PROBLEM TO WORK ON
Please retype the listing from its first line through the line holding "point-md bbox=[753, 224, 769, 239]", with both ends included.

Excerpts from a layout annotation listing
━━━━━━

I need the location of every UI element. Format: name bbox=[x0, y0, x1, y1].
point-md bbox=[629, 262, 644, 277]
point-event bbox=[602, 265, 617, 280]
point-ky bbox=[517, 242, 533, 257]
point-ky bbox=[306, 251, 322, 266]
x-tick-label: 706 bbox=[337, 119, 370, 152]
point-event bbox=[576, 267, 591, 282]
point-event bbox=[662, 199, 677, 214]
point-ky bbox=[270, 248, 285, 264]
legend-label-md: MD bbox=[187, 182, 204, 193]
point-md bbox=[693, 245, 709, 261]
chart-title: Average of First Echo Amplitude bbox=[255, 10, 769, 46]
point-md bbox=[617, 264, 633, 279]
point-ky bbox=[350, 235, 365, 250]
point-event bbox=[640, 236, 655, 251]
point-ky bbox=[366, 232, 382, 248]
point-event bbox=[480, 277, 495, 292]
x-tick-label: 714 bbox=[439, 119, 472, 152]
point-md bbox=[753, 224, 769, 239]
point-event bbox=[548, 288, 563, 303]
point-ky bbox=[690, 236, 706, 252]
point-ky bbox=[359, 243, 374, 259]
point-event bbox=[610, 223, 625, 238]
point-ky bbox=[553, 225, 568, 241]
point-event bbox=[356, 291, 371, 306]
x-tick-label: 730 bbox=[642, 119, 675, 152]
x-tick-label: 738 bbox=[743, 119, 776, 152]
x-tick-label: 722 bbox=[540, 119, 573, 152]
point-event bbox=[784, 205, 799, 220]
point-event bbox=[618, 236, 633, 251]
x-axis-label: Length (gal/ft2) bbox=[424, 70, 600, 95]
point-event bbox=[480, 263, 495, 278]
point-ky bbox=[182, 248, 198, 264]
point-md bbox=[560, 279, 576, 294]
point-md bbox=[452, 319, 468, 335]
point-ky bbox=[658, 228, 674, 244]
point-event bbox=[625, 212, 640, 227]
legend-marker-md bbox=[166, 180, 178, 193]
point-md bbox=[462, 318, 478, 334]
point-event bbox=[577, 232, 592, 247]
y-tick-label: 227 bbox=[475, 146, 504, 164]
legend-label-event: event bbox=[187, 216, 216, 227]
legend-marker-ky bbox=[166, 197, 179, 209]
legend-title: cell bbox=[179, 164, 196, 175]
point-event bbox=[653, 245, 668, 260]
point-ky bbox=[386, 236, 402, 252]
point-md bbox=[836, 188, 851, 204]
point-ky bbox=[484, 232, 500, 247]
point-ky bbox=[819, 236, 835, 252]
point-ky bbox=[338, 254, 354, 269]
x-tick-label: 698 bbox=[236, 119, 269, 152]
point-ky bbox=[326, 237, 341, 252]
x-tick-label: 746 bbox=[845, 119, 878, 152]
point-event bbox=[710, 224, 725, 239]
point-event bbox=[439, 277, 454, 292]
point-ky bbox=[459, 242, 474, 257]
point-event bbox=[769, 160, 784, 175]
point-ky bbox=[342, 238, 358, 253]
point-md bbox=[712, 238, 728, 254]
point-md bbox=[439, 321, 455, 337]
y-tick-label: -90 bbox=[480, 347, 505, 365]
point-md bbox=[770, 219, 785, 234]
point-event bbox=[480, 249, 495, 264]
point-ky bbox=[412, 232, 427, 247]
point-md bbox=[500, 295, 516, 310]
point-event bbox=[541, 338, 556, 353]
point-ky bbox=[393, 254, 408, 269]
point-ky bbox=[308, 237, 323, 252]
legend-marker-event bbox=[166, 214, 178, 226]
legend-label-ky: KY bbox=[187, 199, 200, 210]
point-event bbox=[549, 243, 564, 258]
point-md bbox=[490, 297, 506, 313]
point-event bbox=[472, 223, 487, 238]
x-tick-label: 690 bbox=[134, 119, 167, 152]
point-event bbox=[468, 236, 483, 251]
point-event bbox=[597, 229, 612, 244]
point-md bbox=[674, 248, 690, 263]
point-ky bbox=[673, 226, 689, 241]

━━━━━━

EXPECTED OUTPUT
I need the location of every UI element. Format: name bbox=[x0, y0, x1, y1].
point-md bbox=[629, 262, 644, 277]
point-event bbox=[602, 265, 617, 280]
point-ky bbox=[517, 242, 533, 257]
point-ky bbox=[306, 251, 322, 266]
x-tick-label: 706 bbox=[337, 119, 370, 152]
point-event bbox=[576, 267, 591, 282]
point-event bbox=[662, 199, 677, 214]
point-ky bbox=[270, 248, 285, 264]
legend-label-md: MD bbox=[187, 182, 204, 193]
point-md bbox=[693, 245, 709, 261]
chart-title: Average of First Echo Amplitude bbox=[255, 10, 769, 46]
point-md bbox=[617, 264, 633, 279]
point-ky bbox=[350, 235, 365, 250]
point-event bbox=[640, 236, 655, 251]
point-ky bbox=[366, 232, 382, 248]
point-event bbox=[480, 277, 495, 292]
x-tick-label: 714 bbox=[439, 119, 472, 152]
point-md bbox=[753, 224, 769, 239]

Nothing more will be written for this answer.